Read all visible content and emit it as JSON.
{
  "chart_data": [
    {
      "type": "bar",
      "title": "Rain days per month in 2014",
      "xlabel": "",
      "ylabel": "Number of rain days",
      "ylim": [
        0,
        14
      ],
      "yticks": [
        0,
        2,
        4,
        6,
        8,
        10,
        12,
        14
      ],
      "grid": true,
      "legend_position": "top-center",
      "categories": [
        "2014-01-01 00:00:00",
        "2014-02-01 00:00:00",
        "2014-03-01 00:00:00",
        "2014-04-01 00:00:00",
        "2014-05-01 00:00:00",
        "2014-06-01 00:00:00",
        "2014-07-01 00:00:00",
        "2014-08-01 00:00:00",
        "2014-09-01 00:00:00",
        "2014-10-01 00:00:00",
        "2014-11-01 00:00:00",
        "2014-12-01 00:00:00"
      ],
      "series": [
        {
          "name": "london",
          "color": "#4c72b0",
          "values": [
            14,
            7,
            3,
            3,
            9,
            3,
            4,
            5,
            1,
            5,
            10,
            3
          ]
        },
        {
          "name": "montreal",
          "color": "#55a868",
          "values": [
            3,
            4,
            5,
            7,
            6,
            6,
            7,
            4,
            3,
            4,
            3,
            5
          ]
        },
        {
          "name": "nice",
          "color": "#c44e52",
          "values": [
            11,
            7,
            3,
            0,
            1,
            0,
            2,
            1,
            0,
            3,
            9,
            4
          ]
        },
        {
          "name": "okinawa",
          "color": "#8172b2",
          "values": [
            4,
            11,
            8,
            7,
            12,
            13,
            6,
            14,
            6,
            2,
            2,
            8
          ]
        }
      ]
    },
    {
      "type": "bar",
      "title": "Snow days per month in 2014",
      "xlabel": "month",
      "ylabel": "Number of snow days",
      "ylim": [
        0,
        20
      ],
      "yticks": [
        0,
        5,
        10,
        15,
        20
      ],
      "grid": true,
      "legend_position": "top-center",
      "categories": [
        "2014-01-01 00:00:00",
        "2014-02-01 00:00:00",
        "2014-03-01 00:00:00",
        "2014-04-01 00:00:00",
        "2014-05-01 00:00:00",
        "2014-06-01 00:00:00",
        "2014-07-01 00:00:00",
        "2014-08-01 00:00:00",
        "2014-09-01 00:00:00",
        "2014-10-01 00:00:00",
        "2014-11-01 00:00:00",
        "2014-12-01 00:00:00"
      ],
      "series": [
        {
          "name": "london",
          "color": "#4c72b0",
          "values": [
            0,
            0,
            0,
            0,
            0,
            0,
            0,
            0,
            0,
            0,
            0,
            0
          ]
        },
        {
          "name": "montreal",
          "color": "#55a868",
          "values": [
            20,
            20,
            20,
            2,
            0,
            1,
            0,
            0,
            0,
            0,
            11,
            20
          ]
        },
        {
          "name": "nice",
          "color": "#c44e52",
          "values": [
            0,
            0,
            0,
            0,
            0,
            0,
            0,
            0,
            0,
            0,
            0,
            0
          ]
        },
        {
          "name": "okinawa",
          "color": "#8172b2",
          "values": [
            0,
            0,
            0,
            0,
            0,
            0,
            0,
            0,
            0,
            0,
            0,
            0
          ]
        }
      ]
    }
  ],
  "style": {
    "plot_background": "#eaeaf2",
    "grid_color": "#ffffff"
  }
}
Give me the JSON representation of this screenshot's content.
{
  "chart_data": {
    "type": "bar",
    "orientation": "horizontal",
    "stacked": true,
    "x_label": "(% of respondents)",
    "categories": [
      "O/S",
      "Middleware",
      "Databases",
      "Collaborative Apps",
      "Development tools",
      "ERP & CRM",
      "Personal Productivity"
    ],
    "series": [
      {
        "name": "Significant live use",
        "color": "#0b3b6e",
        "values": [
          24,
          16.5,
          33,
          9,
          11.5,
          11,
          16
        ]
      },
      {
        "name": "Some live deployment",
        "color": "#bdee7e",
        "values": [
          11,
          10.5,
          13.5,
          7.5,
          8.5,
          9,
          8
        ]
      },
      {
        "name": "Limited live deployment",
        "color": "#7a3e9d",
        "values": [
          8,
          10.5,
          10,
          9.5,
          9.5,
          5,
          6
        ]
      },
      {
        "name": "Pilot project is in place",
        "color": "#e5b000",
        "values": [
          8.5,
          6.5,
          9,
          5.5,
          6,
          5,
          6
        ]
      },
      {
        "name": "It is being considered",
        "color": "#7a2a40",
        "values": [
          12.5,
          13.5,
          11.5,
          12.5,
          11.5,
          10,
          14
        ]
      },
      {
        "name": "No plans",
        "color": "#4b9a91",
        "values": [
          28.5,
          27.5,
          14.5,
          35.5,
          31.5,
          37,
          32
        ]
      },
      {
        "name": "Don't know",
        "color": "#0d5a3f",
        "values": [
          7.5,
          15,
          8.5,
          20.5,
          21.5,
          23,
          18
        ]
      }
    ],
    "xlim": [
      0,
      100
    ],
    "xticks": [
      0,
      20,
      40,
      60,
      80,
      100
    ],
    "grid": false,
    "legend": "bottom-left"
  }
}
....
WHAT TO PRODUCE
Print again each line of the listing above, exactly as it appears.

TASK RESULT
Read all visible content and emit it as JSON.
{
  "chart_data": [
    {
      "type": "bar",
      "title": "Rain days per month in 2014",
      "xlabel": "",
      "ylabel": "Number of rain days",
      "ylim": [
        0,
        14
      ],
      "yticks": [
        0,
        2,
        4,
        6,
        8,
        10,
        12,
        14
      ],
      "grid": true,
      "legend_position": "top-center",
      "categories": [
        "2014-01-01 00:00:00",
        "2014-02-01 00:00:00",
        "2014-03-01 00:00:00",
        "2014-04-01 00:00:00",
        "2014-05-01 00:00:00",
        "2014-06-01 00:00:00",
        "2014-07-01 00:00:00",
        "2014-08-01 00:00:00",
        "2014-09-01 00:00:00",
        "2014-10-01 00:00:00",
        "2014-11-01 00:00:00",
        "2014-12-01 00:00:00"
      ],
      "series": [
        {
          "name": "london",
          "color": "#4c72b0",
          "values": [
            14,
            7,
            3,
            3,
            9,
            3,
            4,
            5,
            1,
            5,
            10,
            3
          ]
        },
        {
          "name": "montreal",
          "color": "#55a868",
          "values": [
            3,
            4,
            5,
            7,
            6,
            6,
            7,
            4,
            3,
            4,
            3,
            5
          ]
        },
        {
          "name": "nice",
          "color": "#c44e52",
          "values": [
            11,
            7,
            3,
            0,
            1,
            0,
            2,
            1,
            0,
            3,
            9,
            4
          ]
        },
        {
          "name": "okinawa",
          "color": "#8172b2",
          "values": [
            4,
            11,
            8,
            7,
            12,
            13,
            6,
            14,
            6,
            2,
            2,
            8
          ]
        }
      ]
    },
    {
      "type": "bar",
      "title": "Snow days per month in 2014",
      "xlabel": "month",
      "ylabel": "Number of snow days",
      "ylim": [
        0,
        20
      ],
      "yticks": [
        0,
        5,
        10,
        15,
        20
      ],
      "grid": true,
      "legend_position": "top-center",
      "categories": [
        "2014-01-01 00:00:00",
        "2014-02-01 00:00:00",
        "2014-03-01 00:00:00",
        "2014-04-01 00:00:00",
        "2014-05-01 00:00:00",
        "2014-06-01 00:00:00",
        "2014-07-01 00:00:00",
        "2014-08-01 00:00:00",
        "2014-09-01 00:00:00",
        "2014-10-01 00:00:00",
        "2014-11-01 00:00:00",
        "2014-12-01 00:00:00"
      ],
      "series": [
        {
          "name": "london",
          "color": "#4c72b0",
          "values": [
            0,
            0,
            0,
            0,
            0,
            0,
            0,
            0,
            0,
            0,
            0,
            0
          ]
        },
        {
          "name": "montreal",
          "color": "#55a868",
          "values": [
            20,
            20,
            20,
            2,
            0,
            1,
            0,
            0,
            0,
            0,
            11,
            20
          ]
        },
        {
          "name": "nice",
          "color": "#c44e52",
          "values": [
            0,
            0,
            0,
            0,
            0,
            0,
            0,
            0,
            0,
            0,
            0,
            0
          ]
        },
        {
          "name": "okinawa",
          "color": "#8172b2",
          "values": [
            0,
            0,
            0,
            0,
            0,
            0,
            0,
            0,
            0,
            0,
            0,
            0
          ]
        }
      ]
    }
  ],
  "style": {
    "plot_background": "#eaeaf2",
    "grid_color": "#ffffff"
  }
}
Give me the JSON representation of this screenshot's content.
{
  "chart_data": {
    "type": "bar",
    "orientation": "horizontal",
    "stacked": true,
    "x_label": "(% of respondents)",
    "categories": [
      "O/S",
      "Middleware",
      "Databases",
      "Collaborative Apps",
      "Development tools",
      "ERP & CRM",
      "Personal Productivity"
    ],
    "series": [
      {
        "name": "Significant live use",
        "color": "#0b3b6e",
        "values": [
          24,
          16.5,
          33,
          9,
          11.5,
          11,
          16
        ]
      },
      {
        "name": "Some live deployment",
        "color": "#bdee7e",
        "values": [
          11,
          10.5,
          13.5,
          7.5,
          8.5,
          9,
          8
        ]
      },
      {
        "name": "Limited live deployment",
        "color": "#7a3e9d",
        "values": [
          8,
          10.5,
          10,
          9.5,
          9.5,
          5,
          6
        ]
      },
      {
        "name": "Pilot project is in place",
        "color": "#e5b000",
        "values": [
          8.5,
          6.5,
          9,
          5.5,
          6,
          5,
          6
        ]
      },
      {
        "name": "It is being considered",
        "color": "#7a2a40",
        "values": [
          12.5,
          13.5,
          11.5,
          12.5,
          11.5,
          10,
          14
        ]
      },
      {
        "name": "No plans",
        "color": "#4b9a91",
        "values": [
          28.5,
          27.5,
          14.5,
          35.5,
          31.5,
          37,
          32
        ]
      },
      {
        "name": "Don't know",
        "color": "#0d5a3f",
        "values": [
          7.5,
          15,
          8.5,
          20.5,
          21.5,
          23,
          18
        ]
      }
    ],
    "xlim": [
      0,
      100
    ],
    "xticks": [
      0,
      20,
      40,
      60,
      80,
      100
    ],
    "grid": false,
    "legend": "bottom-left"
  }
}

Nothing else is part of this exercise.